(Entries taken from a collection)

##############################

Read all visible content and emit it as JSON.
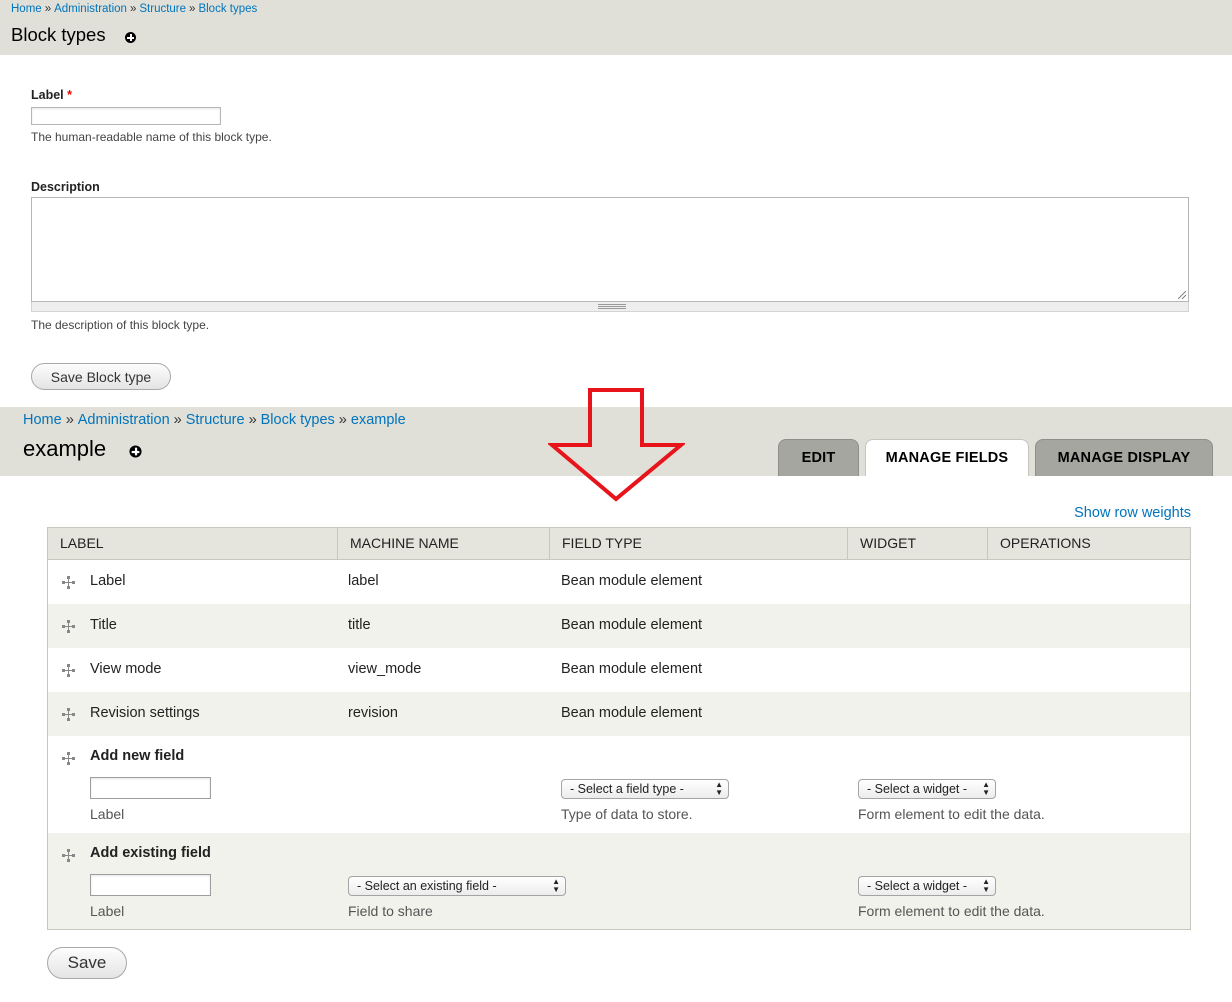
{
  "top": {
    "breadcrumb": [
      "Home",
      "Administration",
      "Structure",
      "Block types"
    ],
    "breadcrumb_separator": "»",
    "title": "Block types",
    "label_field": {
      "label": "Label",
      "required_mark": "*",
      "value": "",
      "help": "The human-readable name of this block type."
    },
    "description_field": {
      "label": "Description",
      "value": "",
      "help": "The description of this block type."
    },
    "save_button": "Save Block type"
  },
  "bottom": {
    "breadcrumb": [
      "Home",
      "Administration",
      "Structure",
      "Block types",
      "example"
    ],
    "breadcrumb_separator": "»",
    "title": "example",
    "tabs": [
      {
        "label": "EDIT",
        "active": false
      },
      {
        "label": "MANAGE FIELDS",
        "active": true
      },
      {
        "label": "MANAGE DISPLAY",
        "active": false
      }
    ],
    "show_row_weights": "Show row weights",
    "table": {
      "headers": [
        "LABEL",
        "MACHINE NAME",
        "FIELD TYPE",
        "WIDGET",
        "OPERATIONS"
      ],
      "rows": [
        {
          "label": "Label",
          "machine_name": "label",
          "field_type": "Bean module element"
        },
        {
          "label": "Title",
          "machine_name": "title",
          "field_type": "Bean module element"
        },
        {
          "label": "View mode",
          "machine_name": "view_mode",
          "field_type": "Bean module element"
        },
        {
          "label": "Revision settings",
          "machine_name": "revision",
          "field_type": "Bean module element"
        }
      ],
      "add_new_field": {
        "title": "Add new field",
        "label_value": "",
        "label_caption": "Label",
        "field_type_select": "- Select a field type -",
        "field_type_caption": "Type of data to store.",
        "widget_select": "- Select a widget -",
        "widget_caption": "Form element to edit the data."
      },
      "add_existing_field": {
        "title": "Add existing field",
        "label_value": "",
        "label_caption": "Label",
        "field_select": "- Select an existing field -",
        "field_caption": "Field to share",
        "widget_select": "- Select a widget -",
        "widget_caption": "Form element to edit the data."
      }
    },
    "save_button": "Save"
  },
  "colors": {
    "header_bg": "#e0e0d8",
    "link": "#0074bd",
    "arrow": "#e8141b",
    "required": "#ee0000",
    "tab_dark": "#a6a6a0"
  }
}
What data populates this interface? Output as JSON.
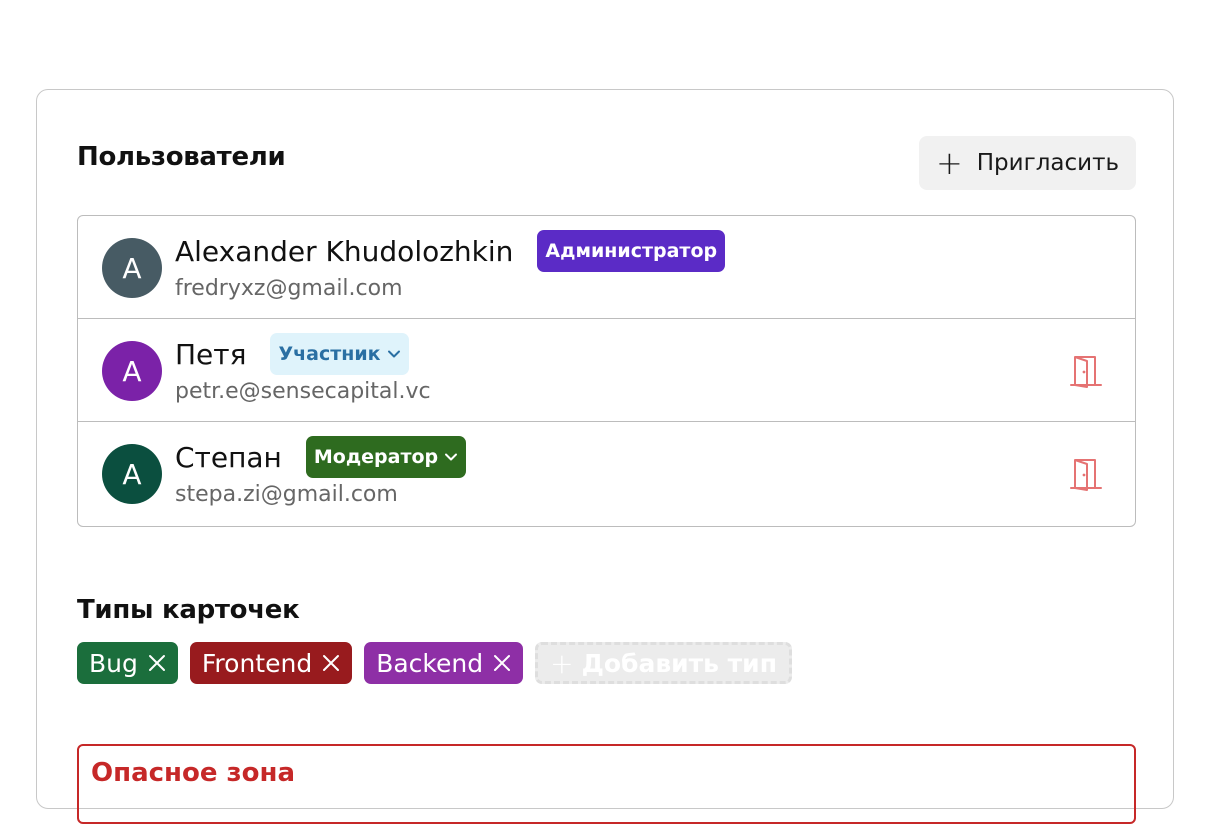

##############################

### Aim of the exercise
Collect the complete line wherever the string "Save" appears in the records.

### Response to this task
    "save_button": "Save Block type"
    "save_button": "Save"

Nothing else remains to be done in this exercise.